Repeat every record below exactly, but leave out any pictures.
====================
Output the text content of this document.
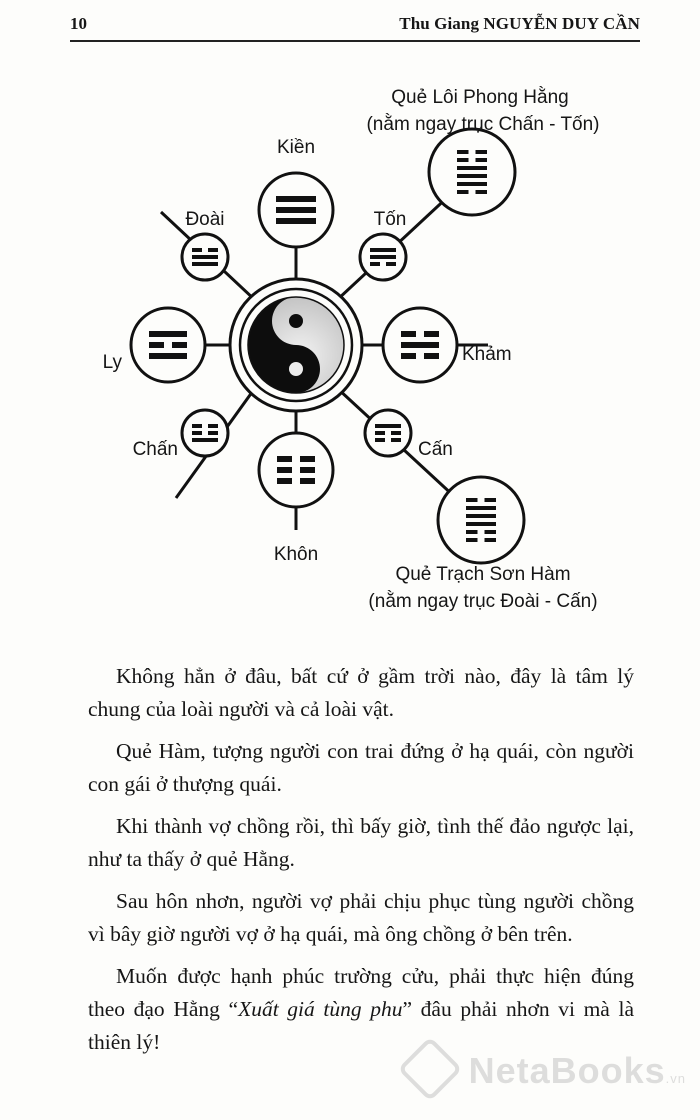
10	Thu Giang NGUYỄN DUY CẦN
Kiền
Tốn
Khảm
Cấn
Khôn
Chấn
Ly
Đoài
Quẻ Lôi Phong Hằng
(nằm ngay trục Chấn - Tốn)
Quẻ Trạch Sơn Hàm
(nằm ngay trục Đoài - Cấn)

Không hẳn ở đâu, bất cứ ở gầm trời nào, đây là tâm lý chung của loài người và cả loài vật.

Quẻ Hàm, tượng người con trai đứng ở hạ quái, còn người con gái ở thượng quái.

Khi thành vợ chồng rồi, thì bấy giờ, tình thế đảo ngược lại, như ta thấy ở quẻ Hằng.

Sau hôn nhơn, người vợ phải chịu phục tùng người chồng vì bây giờ người vợ ở hạ quái, mà ông chồng ở bên trên.

Muốn được hạnh phúc trường cửu, phải thực hiện đúng theo đạo Hằng “Xuất giá tùng phu” đâu phải nhơn vi mà là thiên lý!

NetaBooks.vn
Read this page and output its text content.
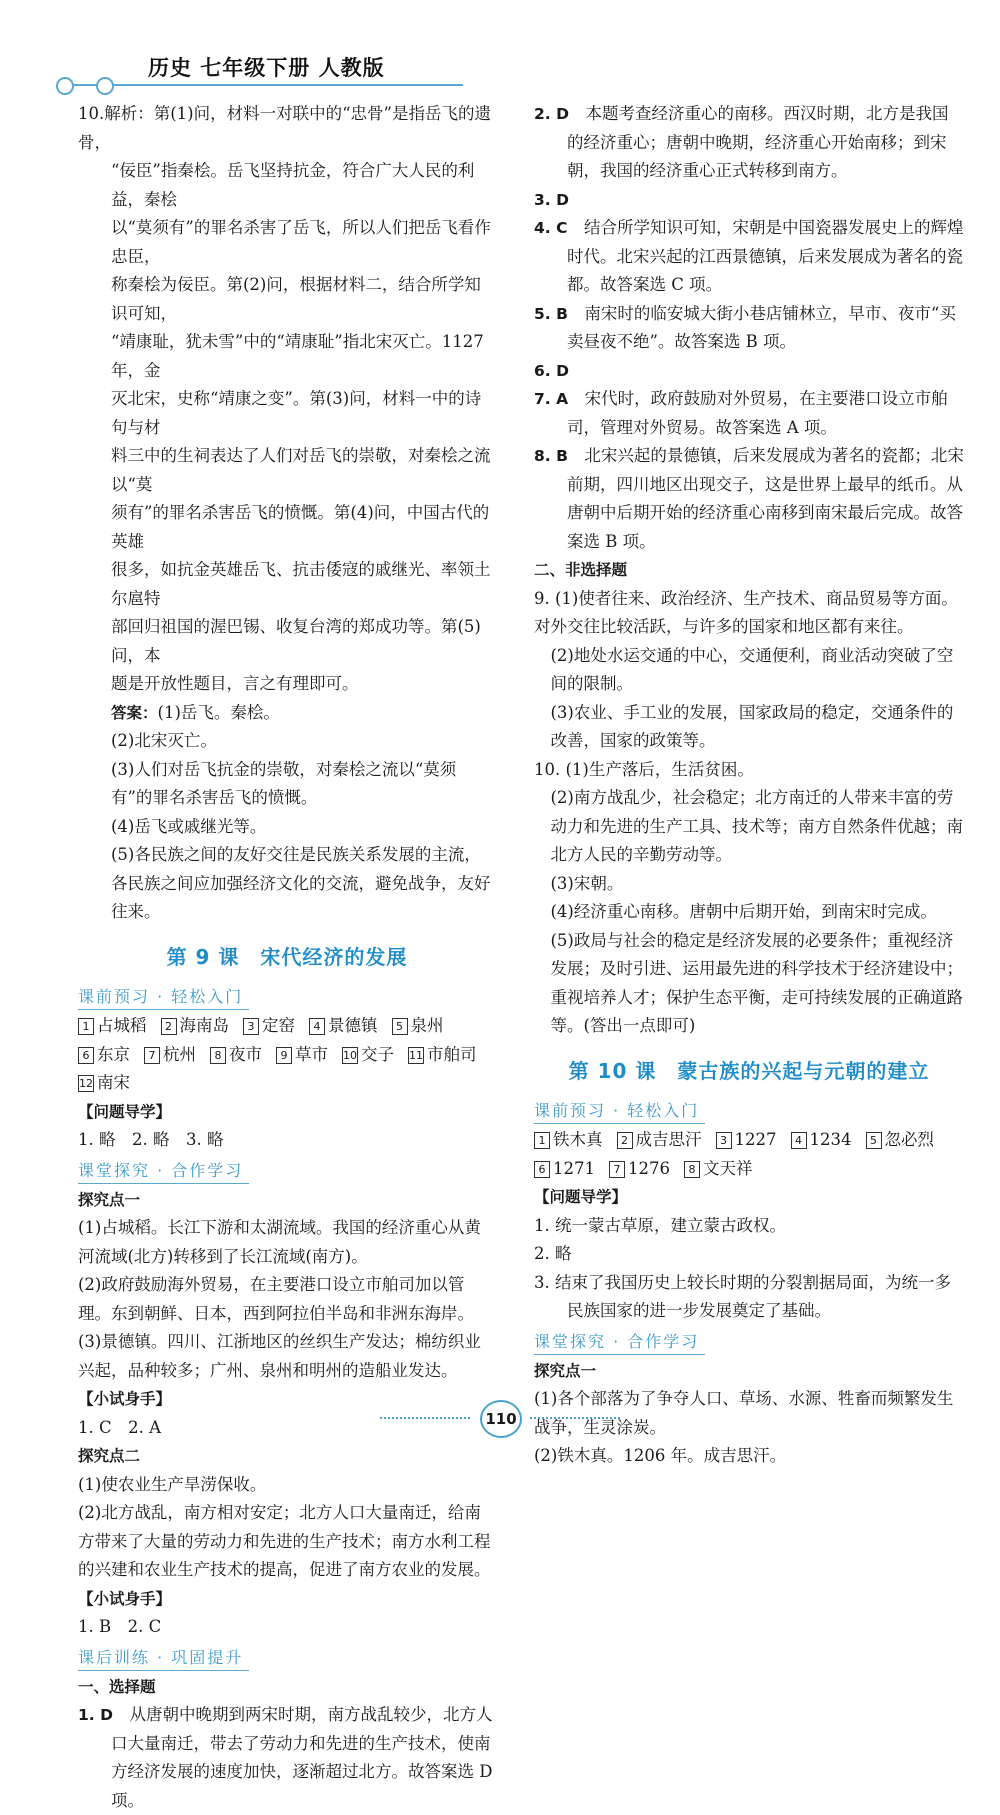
历史 七年级下册 人教版

10.解析：第(1)问，材料一对联中的“忠骨”是指岳飞的遗骨，

“佞臣”指秦桧。岳飞坚持抗金，符合广大人民的利益，秦桧

以“莫须有”的罪名杀害了岳飞，所以人们把岳飞看作忠臣，

称秦桧为佞臣。第(2)问，根据材料二，结合所学知识可知，

“靖康耻，犹未雪”中的“靖康耻”指北宋灭亡。1127 年，金

灭北宋，史称“靖康之变”。第(3)问，材料一中的诗句与材

料三中的生祠表达了人们对岳飞的崇敬，对秦桧之流以“莫

须有”的罪名杀害岳飞的愤慨。第(4)问，中国古代的英雄

很多，如抗金英雄岳飞、抗击倭寇的戚继光、率领土尔扈特

部回归祖国的渥巴锡、收复台湾的郑成功等。第(5)问，本

题是开放性题目，言之有理即可。

答案：(1)岳飞。秦桧。

(2)北宋灭亡。

(3)人们对岳飞抗金的崇敬，对秦桧之流以“莫须有”的罪名杀害岳飞的愤慨。

(4)岳飞或戚继光等。

(5)各民族之间的友好交往是民族关系发展的主流，各民族之间应加强经济文化的交流，避免战争，友好往来。

第 9 课　宋代经济的发展
课前预习 · 轻松入门
1 占城稻	2 海南岛	3 定窑	4 景德镇	5 泉州
6 东京	7 杭州	8 夜市	9 草市 10 交子 11 市舶司
12 南宋

【问题导学】

1. 略　2. 略　3. 略

课堂探究 · 合作学习

探究点一

(1)占城稻。长江下游和太湖流域。我国的经济重心从黄河流域(北方)转移到了长江流域(南方)。

(2)政府鼓励海外贸易，在主要港口设立市舶司加以管理。东到朝鲜、日本，西到阿拉伯半岛和非洲东海岸。

(3)景德镇。四川、江浙地区的丝织生产发达；棉纺织业兴起，品种较多；广州、泉州和明州的造船业发达。

【小试身手】

1. C　2. A

探究点二

(1)使农业生产旱涝保收。

(2)北方战乱，南方相对安定；北方人口大量南迁，给南方带来了大量的劳动力和先进的生产技术；南方水利工程的兴建和农业生产技术的提高，促进了南方农业的发展。

【小试身手】

1. B　2. C

课后训练 · 巩固提升

一、选择题

1. D　 从唐朝中晚期到两宋时期，南方战乱较少，北方人口大量南迁，带去了劳动力和先进的生产技术，使南方经济发展的速度加快，逐渐超过北方。故答案选 D 项。

2. D　 本题考查经济重心的南移。西汉时期，北方是我国的经济重心；唐朝中晚期，经济重心开始南移；到宋朝，我国的经济重心正式转移到南方。

3. D

4. C　 结合所学知识可知，宋朝是中国瓷器发展史上的辉煌时代。北宋兴起的江西景德镇，后来发展成为著名的瓷都。故答案选 C 项。

5. B　 南宋时的临安城大街小巷店铺林立，早市、夜市“买卖昼夜不绝”。故答案选 B 项。

6. D

7. A　 宋代时，政府鼓励对外贸易，在主要港口设立市舶司，管理对外贸易。故答案选 A 项。

8. B　 北宋兴起的景德镇，后来发展成为著名的瓷都；北宋前期，四川地区出现交子，这是世界上最早的纸币。从唐朝中后期开始的经济重心南移到南宋最后完成。故答案选 B 项。

二、非选择题

9. (1)使者往来、政治经济、生产技术、商品贸易等方面。对外交往比较活跃，与许多的国家和地区都有来往。

(2)地处水运交通的中心，交通便利，商业活动突破了空间的限制。

(3)农业、手工业的发展，国家政局的稳定，交通条件的改善，国家的政策等。

10. (1)生产落后，生活贫困。

(2)南方战乱少，社会稳定；北方南迁的人带来丰富的劳动力和先进的生产工具、技术等；南方自然条件优越；南北方人民的辛勤劳动等。

(3)宋朝。

(4)经济重心南移。唐朝中后期开始，到南宋时完成。

(5)政局与社会的稳定是经济发展的必要条件；重视经济发展；及时引进、运用最先进的科学技术于经济建设中；重视培养人才；保护生态平衡，走可持续发展的正确道路等。(答出一点即可)

第 10 课　蒙古族的兴起与元朝的建立
课前预习 · 轻松入门
1 铁木真	2 成吉思汗	3 1227	4 1234	5 忽必烈
6 1271	7 1276	8 文天祥

【问题导学】

1. 统一蒙古草原，建立蒙古政权。

2. 略

3. 结束了我国历史上较长时期的分裂割据局面，为统一多民族国家的进一步发展奠定了基础。

课堂探究 · 合作学习

探究点一

(1)各个部落为了争夺人口、草场、水源、牲畜而频繁发生战争，生灵涂炭。

(2)铁木真。1206 年。成吉思汗。

110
====================
■ **WORKED ANSWER**
Output the text content of this document.
10	Thu Giang NGUYỄN DUY CẦN
Kiền
Tốn
Khảm
Cấn
Khôn
Chấn
Ly
Đoài
Quẻ Lôi Phong Hằng
(nằm ngay trục Chấn - Tốn)
Quẻ Trạch Sơn Hàm
(nằm ngay trục Đoài - Cấn)

Không hẳn ở đâu, bất cứ ở gầm trời nào, đây là tâm lý chung của loài người và cả loài vật.

Quẻ Hàm, tượng người con trai đứng ở hạ quái, còn người con gái ở thượng quái.

Khi thành vợ chồng rồi, thì bấy giờ, tình thế đảo ngược lại, như ta thấy ở quẻ Hằng.

Sau hôn nhơn, người vợ phải chịu phục tùng người chồng vì bây giờ người vợ ở hạ quái, mà ông chồng ở bên trên.

Muốn được hạnh phúc trường cửu, phải thực hiện đúng theo đạo Hằng “Xuất giá tùng phu” đâu phải nhơn vi mà là thiên lý!

NetaBooks.vn
Read this page and output its text content.
历史 七年级下册 人教版

10.解析：第(1)问，材料一对联中的“忠骨”是指岳飞的遗骨，

“佞臣”指秦桧。岳飞坚持抗金，符合广大人民的利益，秦桧

以“莫须有”的罪名杀害了岳飞，所以人们把岳飞看作忠臣，

称秦桧为佞臣。第(2)问，根据材料二，结合所学知识可知，

“靖康耻，犹未雪”中的“靖康耻”指北宋灭亡。1127 年，金

灭北宋，史称“靖康之变”。第(3)问，材料一中的诗句与材

料三中的生祠表达了人们对岳飞的崇敬，对秦桧之流以“莫

须有”的罪名杀害岳飞的愤慨。第(4)问，中国古代的英雄

很多，如抗金英雄岳飞、抗击倭寇的戚继光、率领土尔扈特

部回归祖国的渥巴锡、收复台湾的郑成功等。第(5)问，本

题是开放性题目，言之有理即可。

答案：(1)岳飞。秦桧。

(2)北宋灭亡。

(3)人们对岳飞抗金的崇敬，对秦桧之流以“莫须有”的罪名杀害岳飞的愤慨。

(4)岳飞或戚继光等。

(5)各民族之间的友好交往是民族关系发展的主流，各民族之间应加强经济文化的交流，避免战争，友好往来。

第 9 课　宋代经济的发展
课前预习 · 轻松入门
1 占城稻	2 海南岛	3 定窑	4 景德镇	5 泉州
6 东京	7 杭州	8 夜市	9 草市 10 交子 11 市舶司
12 南宋

【问题导学】

1. 略　2. 略　3. 略

课堂探究 · 合作学习

探究点一

(1)占城稻。长江下游和太湖流域。我国的经济重心从黄河流域(北方)转移到了长江流域(南方)。

(2)政府鼓励海外贸易，在主要港口设立市舶司加以管理。东到朝鲜、日本，西到阿拉伯半岛和非洲东海岸。

(3)景德镇。四川、江浙地区的丝织生产发达；棉纺织业兴起，品种较多；广州、泉州和明州的造船业发达。

【小试身手】

1. C　2. A

探究点二

(1)使农业生产旱涝保收。

(2)北方战乱，南方相对安定；北方人口大量南迁，给南方带来了大量的劳动力和先进的生产技术；南方水利工程的兴建和农业生产技术的提高，促进了南方农业的发展。

【小试身手】

1. B　2. C

课后训练 · 巩固提升

一、选择题

1. D　 从唐朝中晚期到两宋时期，南方战乱较少，北方人口大量南迁，带去了劳动力和先进的生产技术，使南方经济发展的速度加快，逐渐超过北方。故答案选 D 项。

2. D　 本题考查经济重心的南移。西汉时期，北方是我国的经济重心；唐朝中晚期，经济重心开始南移；到宋朝，我国的经济重心正式转移到南方。

3. D

4. C　 结合所学知识可知，宋朝是中国瓷器发展史上的辉煌时代。北宋兴起的江西景德镇，后来发展成为著名的瓷都。故答案选 C 项。

5. B　 南宋时的临安城大街小巷店铺林立，早市、夜市“买卖昼夜不绝”。故答案选 B 项。

6. D

7. A　 宋代时，政府鼓励对外贸易，在主要港口设立市舶司，管理对外贸易。故答案选 A 项。

8. B　 北宋兴起的景德镇，后来发展成为著名的瓷都；北宋前期，四川地区出现交子，这是世界上最早的纸币。从唐朝中后期开始的经济重心南移到南宋最后完成。故答案选 B 项。

二、非选择题

9. (1)使者往来、政治经济、生产技术、商品贸易等方面。对外交往比较活跃，与许多的国家和地区都有来往。

(2)地处水运交通的中心，交通便利，商业活动突破了空间的限制。

(3)农业、手工业的发展，国家政局的稳定，交通条件的改善，国家的政策等。

10. (1)生产落后，生活贫困。

(2)南方战乱少，社会稳定；北方南迁的人带来丰富的劳动力和先进的生产工具、技术等；南方自然条件优越；南北方人民的辛勤劳动等。

(3)宋朝。

(4)经济重心南移。唐朝中后期开始，到南宋时完成。

(5)政局与社会的稳定是经济发展的必要条件；重视经济发展；及时引进、运用最先进的科学技术于经济建设中；重视培养人才；保护生态平衡，走可持续发展的正确道路等。(答出一点即可)

第 10 课　蒙古族的兴起与元朝的建立
课前预习 · 轻松入门
1 铁木真	2 成吉思汗	3 1227	4 1234	5 忽必烈
6 1271	7 1276	8 文天祥

【问题导学】

1. 统一蒙古草原，建立蒙古政权。

2. 略

3. 结束了我国历史上较长时期的分裂割据局面，为统一多民族国家的进一步发展奠定了基础。

课堂探究 · 合作学习

探究点一

(1)各个部落为了争夺人口、草场、水源、牲畜而频繁发生战争，生灵涂炭。

(2)铁木真。1206 年。成吉思汗。

110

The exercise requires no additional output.